REQUIREMENTS:
Please output the lines shown below exactly as they appear.
********************
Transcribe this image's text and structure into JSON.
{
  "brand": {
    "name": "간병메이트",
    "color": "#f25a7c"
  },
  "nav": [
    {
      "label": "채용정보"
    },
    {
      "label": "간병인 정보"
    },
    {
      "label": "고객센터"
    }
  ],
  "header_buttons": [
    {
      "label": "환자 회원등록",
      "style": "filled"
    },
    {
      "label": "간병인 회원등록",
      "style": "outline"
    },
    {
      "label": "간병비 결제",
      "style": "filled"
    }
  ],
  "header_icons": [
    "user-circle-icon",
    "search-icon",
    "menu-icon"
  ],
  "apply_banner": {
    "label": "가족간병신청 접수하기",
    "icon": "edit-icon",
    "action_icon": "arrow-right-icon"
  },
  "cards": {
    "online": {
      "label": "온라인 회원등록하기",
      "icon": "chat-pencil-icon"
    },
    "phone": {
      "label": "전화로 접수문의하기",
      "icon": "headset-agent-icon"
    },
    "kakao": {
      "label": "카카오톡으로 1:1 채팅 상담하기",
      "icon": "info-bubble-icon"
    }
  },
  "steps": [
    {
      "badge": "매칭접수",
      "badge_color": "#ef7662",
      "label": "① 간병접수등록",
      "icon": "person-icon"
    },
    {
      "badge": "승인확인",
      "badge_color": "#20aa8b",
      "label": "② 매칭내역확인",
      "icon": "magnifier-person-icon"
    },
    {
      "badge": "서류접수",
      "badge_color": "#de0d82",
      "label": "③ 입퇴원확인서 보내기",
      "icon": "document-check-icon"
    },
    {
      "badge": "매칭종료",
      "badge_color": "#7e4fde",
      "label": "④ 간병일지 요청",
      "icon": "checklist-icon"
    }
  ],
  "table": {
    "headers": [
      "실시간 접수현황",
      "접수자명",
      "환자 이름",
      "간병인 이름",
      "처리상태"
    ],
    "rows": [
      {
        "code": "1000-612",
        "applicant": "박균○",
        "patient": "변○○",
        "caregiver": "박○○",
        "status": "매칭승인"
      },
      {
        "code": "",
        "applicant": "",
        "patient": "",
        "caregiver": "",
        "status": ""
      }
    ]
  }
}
********************
SOLUTION:
Transcribe this image's text and structure into JSON.
{
  "brand": {
    "name": "간병메이트",
    "color": "#f25a7c"
  },
  "nav": [
    {
      "label": "채용정보"
    },
    {
      "label": "간병인 정보"
    },
    {
      "label": "고객센터"
    }
  ],
  "header_buttons": [
    {
      "label": "환자 회원등록",
      "style": "filled"
    },
    {
      "label": "간병인 회원등록",
      "style": "outline"
    },
    {
      "label": "간병비 결제",
      "style": "filled"
    }
  ],
  "header_icons": [
    "user-circle-icon",
    "search-icon",
    "menu-icon"
  ],
  "apply_banner": {
    "label": "가족간병신청 접수하기",
    "icon": "edit-icon",
    "action_icon": "arrow-right-icon"
  },
  "cards": {
    "online": {
      "label": "온라인 회원등록하기",
      "icon": "chat-pencil-icon"
    },
    "phone": {
      "label": "전화로 접수문의하기",
      "icon": "headset-agent-icon"
    },
    "kakao": {
      "label": "카카오톡으로 1:1 채팅 상담하기",
      "icon": "info-bubble-icon"
    }
  },
  "steps": [
    {
      "badge": "매칭접수",
      "badge_color": "#ef7662",
      "label": "① 간병접수등록",
      "icon": "person-icon"
    },
    {
      "badge": "승인확인",
      "badge_color": "#20aa8b",
      "label": "② 매칭내역확인",
      "icon": "magnifier-person-icon"
    },
    {
      "badge": "서류접수",
      "badge_color": "#de0d82",
      "label": "③ 입퇴원확인서 보내기",
      "icon": "document-check-icon"
    },
    {
      "badge": "매칭종료",
      "badge_color": "#7e4fde",
      "label": "④ 간병일지 요청",
      "icon": "checklist-icon"
    }
  ],
  "table": {
    "headers": [
      "실시간 접수현황",
      "접수자명",
      "환자 이름",
      "간병인 이름",
      "처리상태"
    ],
    "rows": [
      {
        "code": "1000-612",
        "applicant": "박균○",
        "patient": "변○○",
        "caregiver": "박○○",
        "status": "매칭승인"
      },
      {
        "code": "",
        "applicant": "",
        "patient": "",
        "caregiver": "",
        "status": ""
      }
    ]
  }
}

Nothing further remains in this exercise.